Answer with a single number, the count of lines holding the word "Enrollments".

[START]

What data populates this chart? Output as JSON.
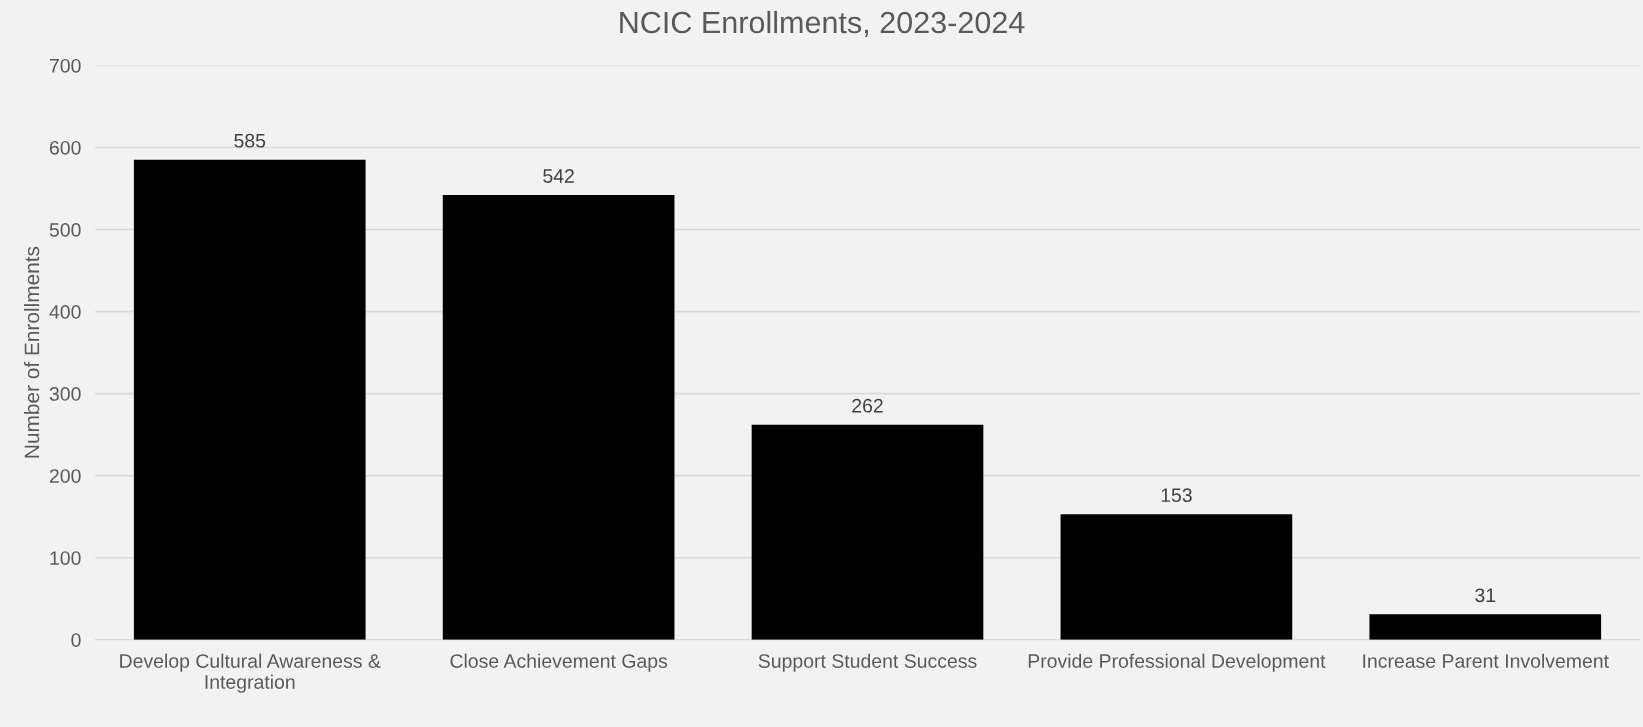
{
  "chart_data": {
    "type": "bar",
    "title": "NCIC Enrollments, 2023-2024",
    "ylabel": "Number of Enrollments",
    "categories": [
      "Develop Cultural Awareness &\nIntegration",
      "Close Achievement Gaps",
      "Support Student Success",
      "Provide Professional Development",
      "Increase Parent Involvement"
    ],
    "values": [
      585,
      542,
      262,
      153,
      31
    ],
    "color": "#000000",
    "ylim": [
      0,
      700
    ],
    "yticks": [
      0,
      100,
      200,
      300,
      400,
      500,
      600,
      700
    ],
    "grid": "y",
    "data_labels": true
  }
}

[END]

__SOLUTION TO THIS EXERCISE__
2